Entries taken from a collection:
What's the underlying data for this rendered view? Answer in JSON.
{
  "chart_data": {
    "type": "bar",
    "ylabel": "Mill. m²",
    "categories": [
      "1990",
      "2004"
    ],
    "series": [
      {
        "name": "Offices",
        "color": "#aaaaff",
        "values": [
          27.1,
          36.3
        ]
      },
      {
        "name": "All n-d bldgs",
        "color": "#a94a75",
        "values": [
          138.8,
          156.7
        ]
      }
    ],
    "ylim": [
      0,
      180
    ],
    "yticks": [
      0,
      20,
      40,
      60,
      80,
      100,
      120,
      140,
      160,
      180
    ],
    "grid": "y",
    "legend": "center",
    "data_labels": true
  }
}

What the task asks
Print out every record again, exactly and in full.

Solution for this task
What's the underlying data for this rendered view? Answer in JSON.
{
  "chart_data": {
    "type": "bar",
    "ylabel": "Mill. m²",
    "categories": [
      "1990",
      "2004"
    ],
    "series": [
      {
        "name": "Offices",
        "color": "#aaaaff",
        "values": [
          27.1,
          36.3
        ]
      },
      {
        "name": "All n-d bldgs",
        "color": "#a94a75",
        "values": [
          138.8,
          156.7
        ]
      }
    ],
    "ylim": [
      0,
      180
    ],
    "yticks": [
      0,
      20,
      40,
      60,
      80,
      100,
      120,
      140,
      160,
      180
    ],
    "grid": "y",
    "legend": "center",
    "data_labels": true
  }
}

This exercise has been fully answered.